Find every line containing the word "this" and report the count, nothing more.

-------

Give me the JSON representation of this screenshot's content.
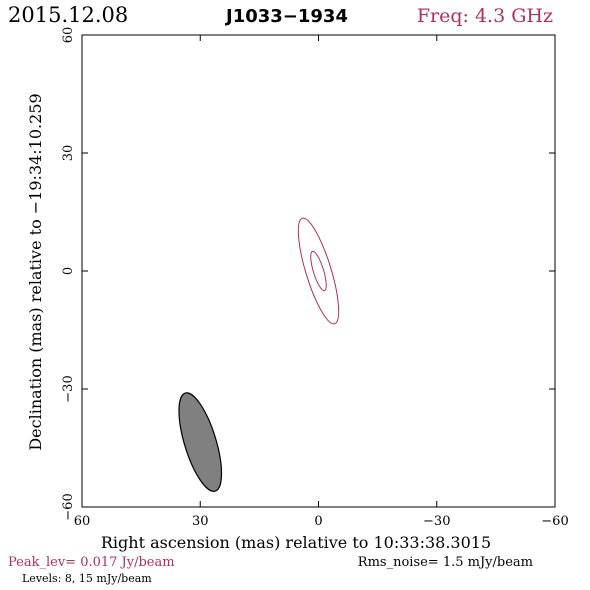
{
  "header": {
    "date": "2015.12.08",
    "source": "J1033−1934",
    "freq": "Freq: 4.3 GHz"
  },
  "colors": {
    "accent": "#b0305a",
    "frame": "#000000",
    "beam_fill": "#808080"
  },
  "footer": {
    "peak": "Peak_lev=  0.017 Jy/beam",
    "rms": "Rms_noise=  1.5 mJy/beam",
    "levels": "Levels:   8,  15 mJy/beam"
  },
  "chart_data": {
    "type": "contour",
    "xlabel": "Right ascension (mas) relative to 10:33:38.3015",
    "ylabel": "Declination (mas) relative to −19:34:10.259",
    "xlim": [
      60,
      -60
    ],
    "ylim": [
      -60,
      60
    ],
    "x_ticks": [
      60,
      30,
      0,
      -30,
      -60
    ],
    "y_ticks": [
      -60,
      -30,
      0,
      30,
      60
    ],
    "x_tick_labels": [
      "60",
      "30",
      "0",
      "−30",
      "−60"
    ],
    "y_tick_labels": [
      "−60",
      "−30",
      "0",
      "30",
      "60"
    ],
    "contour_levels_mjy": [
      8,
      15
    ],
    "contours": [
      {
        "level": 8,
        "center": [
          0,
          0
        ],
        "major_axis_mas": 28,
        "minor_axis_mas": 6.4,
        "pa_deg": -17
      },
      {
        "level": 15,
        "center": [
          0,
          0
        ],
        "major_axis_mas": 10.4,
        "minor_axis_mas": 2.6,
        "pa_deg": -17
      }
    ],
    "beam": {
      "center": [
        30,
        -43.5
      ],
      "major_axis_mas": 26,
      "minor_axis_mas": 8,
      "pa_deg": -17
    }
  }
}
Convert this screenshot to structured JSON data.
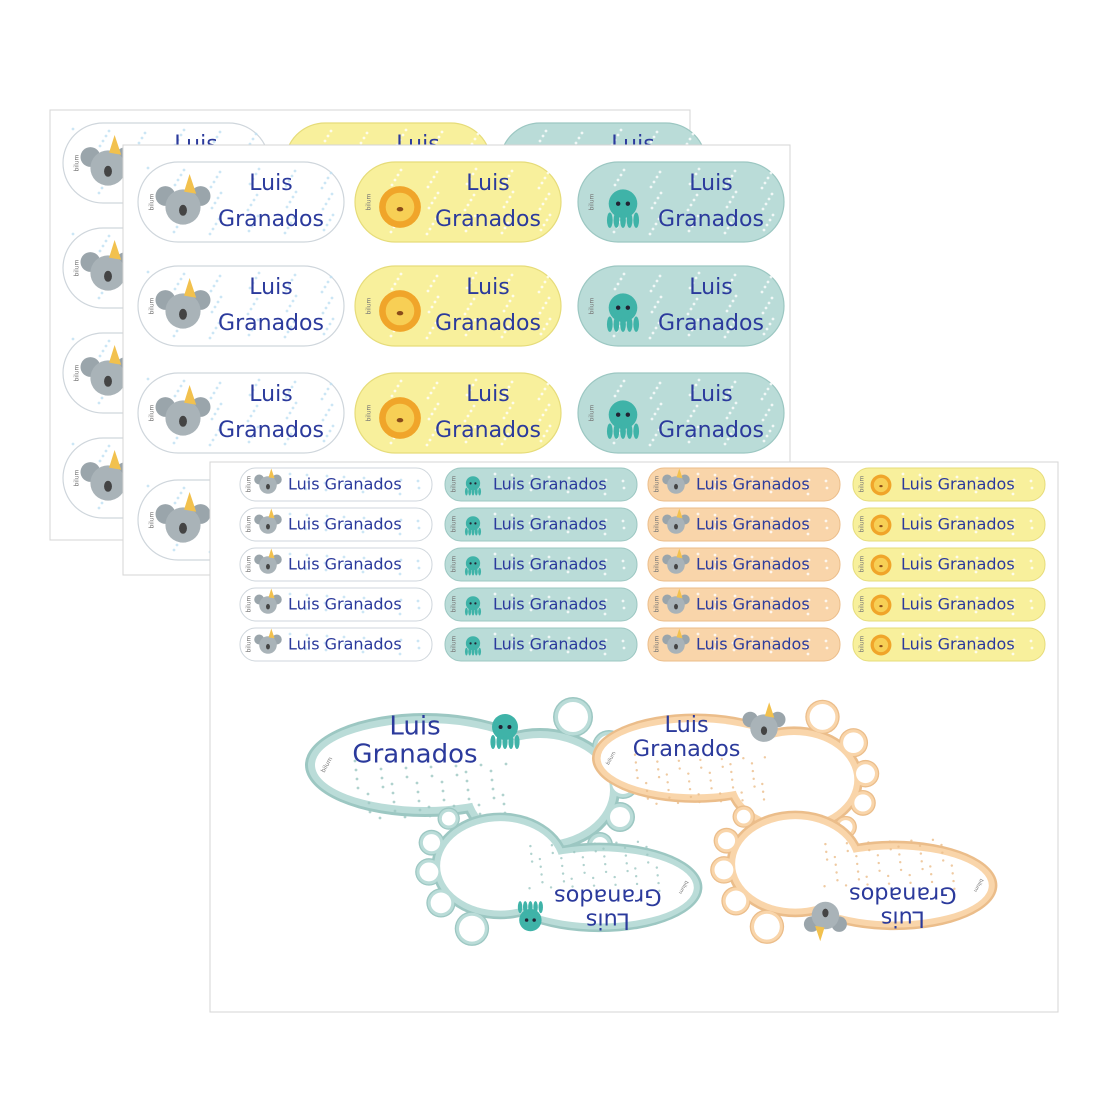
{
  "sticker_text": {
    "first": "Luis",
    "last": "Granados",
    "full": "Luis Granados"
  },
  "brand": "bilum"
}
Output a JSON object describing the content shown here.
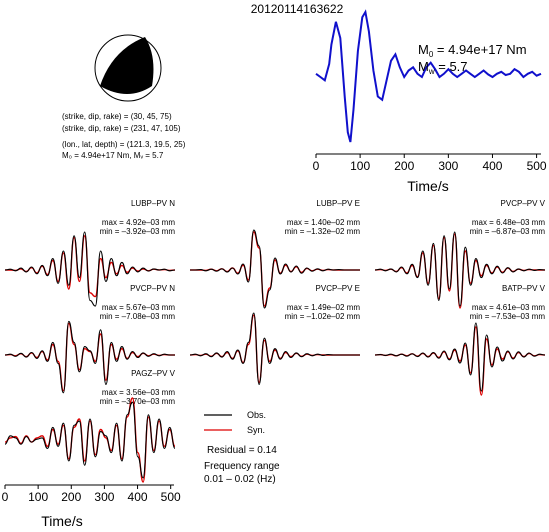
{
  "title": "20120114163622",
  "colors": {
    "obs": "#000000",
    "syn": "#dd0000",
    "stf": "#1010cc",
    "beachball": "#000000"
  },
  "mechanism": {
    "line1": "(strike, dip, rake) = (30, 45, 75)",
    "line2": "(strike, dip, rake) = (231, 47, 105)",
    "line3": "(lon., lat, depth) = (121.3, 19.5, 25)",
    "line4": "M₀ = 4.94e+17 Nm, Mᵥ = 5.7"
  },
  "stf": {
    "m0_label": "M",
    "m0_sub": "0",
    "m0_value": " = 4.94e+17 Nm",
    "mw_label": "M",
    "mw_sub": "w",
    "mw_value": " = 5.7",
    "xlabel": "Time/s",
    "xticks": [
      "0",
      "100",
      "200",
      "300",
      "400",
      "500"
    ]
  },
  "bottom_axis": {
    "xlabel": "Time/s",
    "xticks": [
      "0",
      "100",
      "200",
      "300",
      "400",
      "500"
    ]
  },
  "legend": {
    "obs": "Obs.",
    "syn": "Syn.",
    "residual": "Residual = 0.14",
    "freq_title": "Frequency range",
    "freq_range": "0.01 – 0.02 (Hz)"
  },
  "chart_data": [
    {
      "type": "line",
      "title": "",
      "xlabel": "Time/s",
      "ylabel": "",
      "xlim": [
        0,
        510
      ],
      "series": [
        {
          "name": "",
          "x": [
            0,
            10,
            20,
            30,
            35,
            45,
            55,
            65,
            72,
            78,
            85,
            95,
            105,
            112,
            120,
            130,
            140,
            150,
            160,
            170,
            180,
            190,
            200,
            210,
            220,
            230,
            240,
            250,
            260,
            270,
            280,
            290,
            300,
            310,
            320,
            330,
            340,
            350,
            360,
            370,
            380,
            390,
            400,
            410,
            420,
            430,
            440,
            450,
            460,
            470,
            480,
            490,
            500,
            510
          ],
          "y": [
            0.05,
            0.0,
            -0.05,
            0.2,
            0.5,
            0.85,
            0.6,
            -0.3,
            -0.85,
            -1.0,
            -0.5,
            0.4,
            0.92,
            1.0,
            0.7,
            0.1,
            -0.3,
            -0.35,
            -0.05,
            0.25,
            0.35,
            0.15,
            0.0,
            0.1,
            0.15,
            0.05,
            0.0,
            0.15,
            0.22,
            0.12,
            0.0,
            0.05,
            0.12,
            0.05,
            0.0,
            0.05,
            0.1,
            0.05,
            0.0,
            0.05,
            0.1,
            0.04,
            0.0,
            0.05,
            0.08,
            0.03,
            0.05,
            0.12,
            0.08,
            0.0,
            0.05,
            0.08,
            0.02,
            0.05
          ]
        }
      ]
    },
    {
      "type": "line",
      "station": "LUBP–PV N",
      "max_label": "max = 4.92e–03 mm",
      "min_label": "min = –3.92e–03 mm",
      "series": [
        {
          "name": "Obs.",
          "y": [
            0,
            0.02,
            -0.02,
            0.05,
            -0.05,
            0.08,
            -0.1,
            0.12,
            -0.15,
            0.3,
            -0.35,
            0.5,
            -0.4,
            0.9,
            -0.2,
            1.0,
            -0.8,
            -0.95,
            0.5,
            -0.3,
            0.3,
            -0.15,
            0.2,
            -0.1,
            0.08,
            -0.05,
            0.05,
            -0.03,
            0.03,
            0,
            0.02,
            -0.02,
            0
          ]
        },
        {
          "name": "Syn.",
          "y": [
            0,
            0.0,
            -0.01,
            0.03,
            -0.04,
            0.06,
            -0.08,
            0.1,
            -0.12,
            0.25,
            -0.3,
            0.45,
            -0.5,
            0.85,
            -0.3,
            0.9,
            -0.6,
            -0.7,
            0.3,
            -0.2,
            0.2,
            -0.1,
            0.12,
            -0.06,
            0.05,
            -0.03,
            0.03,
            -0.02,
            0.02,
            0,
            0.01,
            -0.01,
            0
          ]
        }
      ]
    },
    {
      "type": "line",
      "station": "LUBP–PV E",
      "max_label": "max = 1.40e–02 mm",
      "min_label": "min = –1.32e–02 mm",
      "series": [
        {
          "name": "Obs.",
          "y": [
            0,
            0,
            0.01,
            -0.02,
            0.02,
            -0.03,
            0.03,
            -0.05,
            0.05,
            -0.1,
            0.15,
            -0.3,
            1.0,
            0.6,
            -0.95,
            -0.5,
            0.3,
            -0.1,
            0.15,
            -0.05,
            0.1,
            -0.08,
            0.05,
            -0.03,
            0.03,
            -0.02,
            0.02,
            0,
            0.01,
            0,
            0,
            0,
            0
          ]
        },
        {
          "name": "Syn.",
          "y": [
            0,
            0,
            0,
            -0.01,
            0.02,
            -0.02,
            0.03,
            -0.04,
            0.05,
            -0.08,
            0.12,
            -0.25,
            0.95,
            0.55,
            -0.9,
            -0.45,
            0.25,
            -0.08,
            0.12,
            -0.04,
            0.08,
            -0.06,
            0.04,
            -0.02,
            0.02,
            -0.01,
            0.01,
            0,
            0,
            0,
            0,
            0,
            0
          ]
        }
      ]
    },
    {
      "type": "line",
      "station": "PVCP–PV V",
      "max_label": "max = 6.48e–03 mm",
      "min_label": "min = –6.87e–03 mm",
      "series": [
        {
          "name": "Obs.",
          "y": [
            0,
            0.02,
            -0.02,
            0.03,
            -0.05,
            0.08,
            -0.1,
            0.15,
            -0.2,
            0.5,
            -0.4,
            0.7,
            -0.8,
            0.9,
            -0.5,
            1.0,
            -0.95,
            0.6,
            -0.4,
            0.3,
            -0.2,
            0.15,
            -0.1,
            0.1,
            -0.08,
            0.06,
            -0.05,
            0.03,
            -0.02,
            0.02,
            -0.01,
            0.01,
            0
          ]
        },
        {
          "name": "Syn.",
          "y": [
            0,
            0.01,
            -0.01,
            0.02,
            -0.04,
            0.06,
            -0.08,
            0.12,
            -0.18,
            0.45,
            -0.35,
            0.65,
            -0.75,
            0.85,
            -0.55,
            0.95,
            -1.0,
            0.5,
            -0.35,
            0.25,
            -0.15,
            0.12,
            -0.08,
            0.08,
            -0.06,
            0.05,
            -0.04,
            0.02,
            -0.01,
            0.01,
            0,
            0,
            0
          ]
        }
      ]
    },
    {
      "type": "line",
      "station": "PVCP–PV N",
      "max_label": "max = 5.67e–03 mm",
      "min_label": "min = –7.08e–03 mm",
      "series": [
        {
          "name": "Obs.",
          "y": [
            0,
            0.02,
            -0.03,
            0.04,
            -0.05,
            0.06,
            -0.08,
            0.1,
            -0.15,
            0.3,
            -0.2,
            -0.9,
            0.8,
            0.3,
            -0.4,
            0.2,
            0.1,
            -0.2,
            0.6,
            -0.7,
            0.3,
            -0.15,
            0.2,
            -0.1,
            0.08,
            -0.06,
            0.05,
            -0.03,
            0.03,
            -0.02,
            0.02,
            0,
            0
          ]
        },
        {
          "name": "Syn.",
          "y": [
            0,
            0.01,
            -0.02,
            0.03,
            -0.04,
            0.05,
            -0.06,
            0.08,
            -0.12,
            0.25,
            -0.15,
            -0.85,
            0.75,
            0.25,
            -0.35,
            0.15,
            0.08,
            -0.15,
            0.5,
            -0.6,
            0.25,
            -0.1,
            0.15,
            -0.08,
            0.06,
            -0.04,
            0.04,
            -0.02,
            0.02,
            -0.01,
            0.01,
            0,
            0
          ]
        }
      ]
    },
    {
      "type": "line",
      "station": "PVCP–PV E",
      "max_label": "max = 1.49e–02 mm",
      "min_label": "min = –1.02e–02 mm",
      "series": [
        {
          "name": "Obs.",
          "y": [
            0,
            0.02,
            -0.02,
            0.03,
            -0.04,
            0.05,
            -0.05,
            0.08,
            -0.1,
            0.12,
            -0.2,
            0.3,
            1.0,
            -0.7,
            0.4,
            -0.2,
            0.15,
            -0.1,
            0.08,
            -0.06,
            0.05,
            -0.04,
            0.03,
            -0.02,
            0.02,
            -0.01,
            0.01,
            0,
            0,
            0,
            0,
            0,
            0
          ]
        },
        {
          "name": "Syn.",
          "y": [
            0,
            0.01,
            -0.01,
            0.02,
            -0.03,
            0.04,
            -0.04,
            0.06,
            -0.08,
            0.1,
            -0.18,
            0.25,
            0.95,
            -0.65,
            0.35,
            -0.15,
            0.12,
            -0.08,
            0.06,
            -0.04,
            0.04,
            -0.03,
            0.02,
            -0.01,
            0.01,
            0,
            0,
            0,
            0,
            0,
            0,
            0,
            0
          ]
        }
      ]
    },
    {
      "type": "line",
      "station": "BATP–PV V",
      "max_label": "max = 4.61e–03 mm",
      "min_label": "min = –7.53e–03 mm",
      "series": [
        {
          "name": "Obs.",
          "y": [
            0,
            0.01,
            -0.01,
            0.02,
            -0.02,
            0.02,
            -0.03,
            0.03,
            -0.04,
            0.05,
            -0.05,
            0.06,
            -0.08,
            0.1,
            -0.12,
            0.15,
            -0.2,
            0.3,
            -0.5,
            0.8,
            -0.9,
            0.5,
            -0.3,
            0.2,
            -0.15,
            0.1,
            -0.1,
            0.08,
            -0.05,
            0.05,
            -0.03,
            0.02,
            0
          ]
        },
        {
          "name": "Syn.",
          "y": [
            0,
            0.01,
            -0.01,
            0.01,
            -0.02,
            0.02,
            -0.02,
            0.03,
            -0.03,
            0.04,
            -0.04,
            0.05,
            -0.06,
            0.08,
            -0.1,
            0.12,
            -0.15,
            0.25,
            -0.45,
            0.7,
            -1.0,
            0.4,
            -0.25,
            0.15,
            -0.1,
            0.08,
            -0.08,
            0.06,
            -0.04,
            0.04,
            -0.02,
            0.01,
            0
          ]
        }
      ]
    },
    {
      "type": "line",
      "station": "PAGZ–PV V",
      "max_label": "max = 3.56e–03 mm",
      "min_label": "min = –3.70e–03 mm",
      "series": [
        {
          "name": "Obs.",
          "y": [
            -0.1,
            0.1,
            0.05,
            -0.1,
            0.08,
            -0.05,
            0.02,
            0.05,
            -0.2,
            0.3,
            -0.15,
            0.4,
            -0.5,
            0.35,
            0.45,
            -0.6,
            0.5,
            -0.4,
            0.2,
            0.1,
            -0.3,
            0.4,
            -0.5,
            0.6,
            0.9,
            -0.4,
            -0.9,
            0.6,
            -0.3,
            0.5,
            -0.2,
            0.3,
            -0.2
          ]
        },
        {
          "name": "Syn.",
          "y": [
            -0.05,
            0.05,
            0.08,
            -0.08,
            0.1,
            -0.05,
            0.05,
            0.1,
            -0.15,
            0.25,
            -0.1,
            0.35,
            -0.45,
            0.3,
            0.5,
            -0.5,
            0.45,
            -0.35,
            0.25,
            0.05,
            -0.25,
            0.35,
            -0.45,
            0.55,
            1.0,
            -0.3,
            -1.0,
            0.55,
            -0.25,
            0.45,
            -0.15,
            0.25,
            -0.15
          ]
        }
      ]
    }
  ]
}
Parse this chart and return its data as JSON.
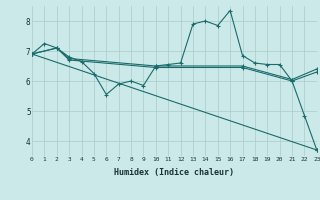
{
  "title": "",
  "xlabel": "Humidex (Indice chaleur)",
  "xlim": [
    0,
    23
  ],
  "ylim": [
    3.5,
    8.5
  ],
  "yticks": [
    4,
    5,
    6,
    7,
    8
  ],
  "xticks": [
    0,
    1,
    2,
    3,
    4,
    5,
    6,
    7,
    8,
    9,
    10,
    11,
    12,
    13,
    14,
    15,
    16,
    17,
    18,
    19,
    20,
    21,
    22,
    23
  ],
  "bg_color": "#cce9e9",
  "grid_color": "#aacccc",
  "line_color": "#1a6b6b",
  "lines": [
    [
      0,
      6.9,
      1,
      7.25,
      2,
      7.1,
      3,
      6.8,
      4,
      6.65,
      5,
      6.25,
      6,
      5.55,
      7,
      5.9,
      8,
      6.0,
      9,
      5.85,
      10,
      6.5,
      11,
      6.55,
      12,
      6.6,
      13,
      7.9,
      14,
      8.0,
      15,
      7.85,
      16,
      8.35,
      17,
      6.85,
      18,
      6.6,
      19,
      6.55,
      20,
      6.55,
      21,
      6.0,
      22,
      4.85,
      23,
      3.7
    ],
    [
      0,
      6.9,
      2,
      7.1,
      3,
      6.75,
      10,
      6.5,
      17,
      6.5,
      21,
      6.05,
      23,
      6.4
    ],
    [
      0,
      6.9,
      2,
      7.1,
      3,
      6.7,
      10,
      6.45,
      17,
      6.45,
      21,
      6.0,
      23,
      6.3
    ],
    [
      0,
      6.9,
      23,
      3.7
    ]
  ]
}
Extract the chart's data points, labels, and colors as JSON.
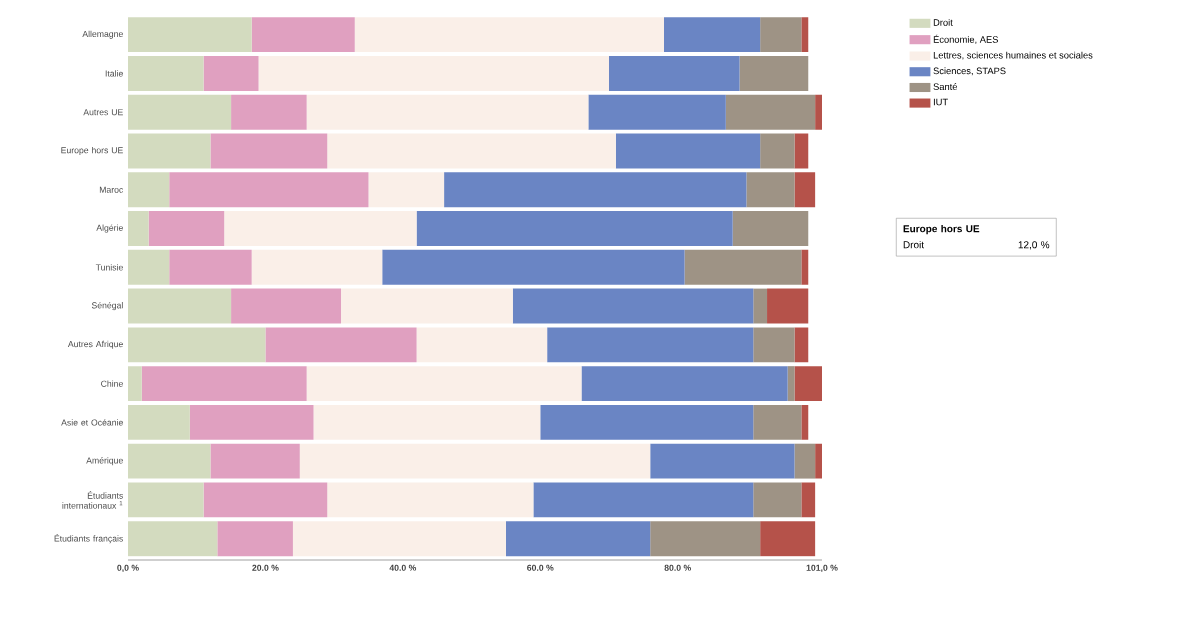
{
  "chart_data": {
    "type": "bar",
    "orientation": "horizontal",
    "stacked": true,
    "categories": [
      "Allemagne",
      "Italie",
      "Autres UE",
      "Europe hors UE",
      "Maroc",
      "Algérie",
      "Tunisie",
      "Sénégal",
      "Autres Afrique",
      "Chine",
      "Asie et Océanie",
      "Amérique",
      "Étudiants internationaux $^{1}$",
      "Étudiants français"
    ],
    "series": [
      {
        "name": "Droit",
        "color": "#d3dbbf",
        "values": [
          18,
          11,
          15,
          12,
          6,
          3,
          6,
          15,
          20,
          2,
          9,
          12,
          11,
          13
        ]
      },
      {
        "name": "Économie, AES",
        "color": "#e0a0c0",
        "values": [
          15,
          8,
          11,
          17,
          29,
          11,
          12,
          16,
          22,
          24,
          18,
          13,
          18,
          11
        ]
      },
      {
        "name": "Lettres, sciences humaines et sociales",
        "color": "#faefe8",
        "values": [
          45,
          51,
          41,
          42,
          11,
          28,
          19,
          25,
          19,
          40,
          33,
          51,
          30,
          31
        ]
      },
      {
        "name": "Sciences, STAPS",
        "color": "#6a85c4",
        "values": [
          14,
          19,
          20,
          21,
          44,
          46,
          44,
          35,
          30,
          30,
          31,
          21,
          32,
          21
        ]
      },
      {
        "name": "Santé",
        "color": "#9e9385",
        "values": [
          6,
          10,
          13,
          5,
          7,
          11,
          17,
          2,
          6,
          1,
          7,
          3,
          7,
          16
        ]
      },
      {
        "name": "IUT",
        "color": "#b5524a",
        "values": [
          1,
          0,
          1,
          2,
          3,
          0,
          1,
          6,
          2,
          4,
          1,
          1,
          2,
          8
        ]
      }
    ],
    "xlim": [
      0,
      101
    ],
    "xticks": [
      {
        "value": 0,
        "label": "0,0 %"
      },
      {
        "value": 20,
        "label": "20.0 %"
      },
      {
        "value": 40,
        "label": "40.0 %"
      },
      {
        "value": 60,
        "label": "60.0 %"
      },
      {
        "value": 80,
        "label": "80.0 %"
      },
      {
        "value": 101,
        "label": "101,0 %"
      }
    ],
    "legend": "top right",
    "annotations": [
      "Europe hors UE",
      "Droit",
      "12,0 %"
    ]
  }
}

-------

▸ Solved problem
3